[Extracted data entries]

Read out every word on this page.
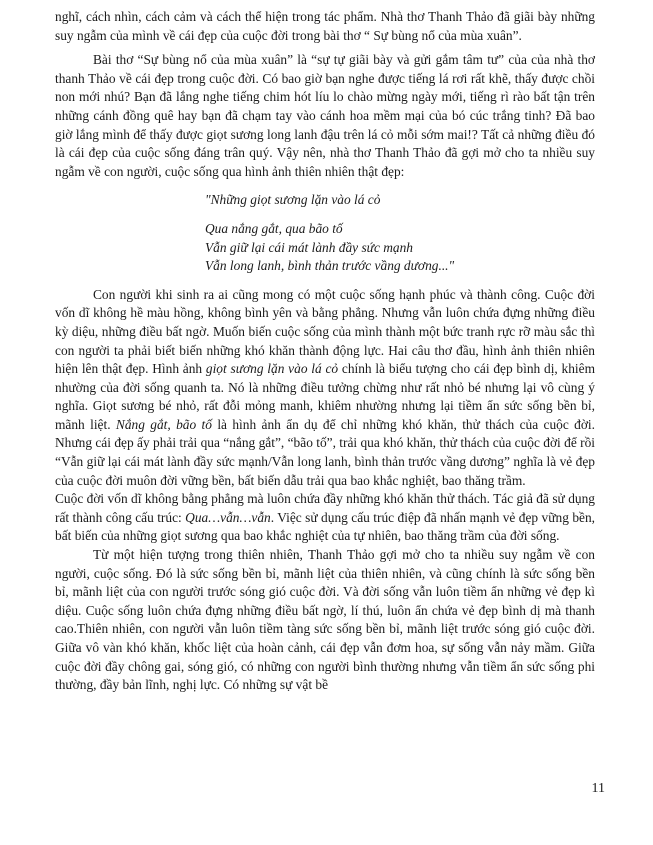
nghĩ, cách nhìn, cách cảm và cách thể hiện trong tác phẩm. Nhà thơ Thanh Thảo đã giãi bày những suy ngẫm của mình về cái đẹp của cuộc đời trong bài thơ “ Sự bùng nổ của mùa xuân”.

Bài thơ “Sự bùng nổ của mùa xuân” là “sự tự giãi bày và gửi gắm tâm tư” của của nhà thơ thanh Thảo về cái đẹp trong cuộc đời. Có bao giờ bạn nghe được tiếng lá rơi rất khẽ, thấy được chồi non mới nhú? Bạn đã lắng nghe tiếng chim hót líu lo chào mừng ngày mới, tiếng rì rào bất tận trên những cánh đồng quê hay bạn đã chạm tay vào cánh hoa mềm mại của bó cúc trắng tinh? Đã bao giờ lắng mình để thấy được giọt sương long lanh đậu trên lá cỏ mỗi sớm mai!? Tất cả những điều đó là cái đẹp của cuộc sống đáng trân quý. Vậy nên, nhà thơ Thanh Thảo đã gợi mở cho ta nhiều suy ngẫm về con người, cuộc sống qua hình ảnh thiên nhiên thật đẹp:

"Những giọt sương lặn vào lá cỏ
Qua nắng gắt, qua bão tố
Vẫn giữ lại cái mát lành đầy sức mạnh
Vẫn long lanh, bình thản trước vầng dương..."

Con người khi sinh ra ai cũng mong có một cuộc sống hạnh phúc và thành công. Cuộc đời vốn dĩ không hề màu hồng, không bình yên và bằng phẳng. Nhưng vẫn luôn chứa đựng những điều kỳ diệu, những điều bất ngờ. Muốn biến cuộc sống của mình thành một bức tranh rực rỡ màu sắc thì con người ta phải biết biến những khó khăn thành động lực. Hai câu thơ đầu, hình ảnh thiên nhiên hiện lên thật đẹp. Hình ảnh giọt sương lặn vào lá cỏ chính là biểu tượng cho cái đẹp bình dị, khiêm nhường của đời sống quanh ta. Nó là những điều tưởng chừng như rất nhỏ bé nhưng lại vô cùng ý nghĩa. Giọt sương bé nhỏ, rất đỗi mỏng manh, khiêm nhường nhưng lại tiềm ẩn sức sống bền bỉ, mãnh liệt. Nắng gắt, bão tố là hình ảnh ẩn dụ để chỉ những khó khăn, thử thách của cuộc đời. Nhưng cái đẹp ấy phải trải qua “nắng gắt”, “bão tố”, trải qua khó khăn, thử thách của cuộc đời để rồi “Vẫn giữ lại cái mát lành đầy sức mạnh/Vẫn long lanh, bình thản trước vầng dương” nghĩa là vẻ đẹp của cuộc đời muôn đời vững bền, bất biến dẫu trải qua bao khắc nghiệt, bao thăng trầm.

Cuộc đời vốn dĩ không bằng phẳng mà luôn chứa đầy những khó khăn thử thách. Tác giả đã sử dụng rất thành công cấu trúc: Qua…vẫn…vẫn. Việc sử dụng cấu trúc điệp đã nhấn mạnh vẻ đẹp vững bền, bất biến của những giọt sương qua bao khắc nghiệt của tự nhiên, bao thăng trầm của đời sống.

Từ một hiện tượng trong thiên nhiên, Thanh Thảo gợi mở cho ta nhiều suy ngẫm về con người, cuộc sống. Đó là sức sống bền bỉ, mãnh liệt của thiên nhiên, và cũng chính là sức sống bền bỉ, mãnh liệt của con người trước sóng gió cuộc đời. Và đời sống vẫn luôn tiềm ẩn những vẻ đẹp kì diệu. Cuộc sống luôn chứa đựng những điều bất ngờ, lí thú, luôn ẩn chứa vẻ đẹp bình dị mà thanh cao.Thiên nhiên, con người vẫn luôn tiềm tàng sức sống bền bỉ, mãnh liệt trước sóng gió cuộc đời. Giữa vô vàn khó khăn, khốc liệt của hoàn cảnh, cái đẹp vẫn đơm hoa, sự sống vẫn nảy mầm. Giữa cuộc đời đầy chông gai, sóng gió, có những con người bình thường nhưng vẫn tiềm ẩn sức sống phi thường, đầy bản lĩnh, nghị lực. Có những sự vật bề

11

-- Exercise prompt --
From the data above, copy out every line with the string "bùng" in it.

-- The output --
nghĩ, cách nhìn, cách cảm và cách thể hiện trong tác phẩm. Nhà thơ Thanh Thảo đã giãi bày những suy ngẫm của mình về cái đẹp của cuộc đời trong bài thơ “ Sự bùng nổ của mùa xuân”.
Bài thơ “Sự bùng nổ của mùa xuân” là “sự tự giãi bày và gửi gắm tâm tư” của của nhà thơ thanh Thảo về cái đẹp trong cuộc đời. Có bao giờ bạn nghe được tiếng lá rơi rất khẽ, thấy được chồi non mới nhú? Bạn đã lắng nghe tiếng chim hót líu lo chào mừng ngày mới, tiếng rì rào bất tận trên những cánh đồng quê hay bạn đã chạm tay vào cánh hoa mềm mại của bó cúc trắng tinh? Đã bao giờ lắng mình để thấy được giọt sương long lanh đậu trên lá cỏ mỗi sớm mai!? Tất cả những điều đó là cái đẹp của cuộc sống đáng trân quý. Vậy nên, nhà thơ Thanh Thảo đã gợi mở cho ta nhiều suy ngẫm về con người, cuộc sống qua hình ảnh thiên nhiên thật đẹp:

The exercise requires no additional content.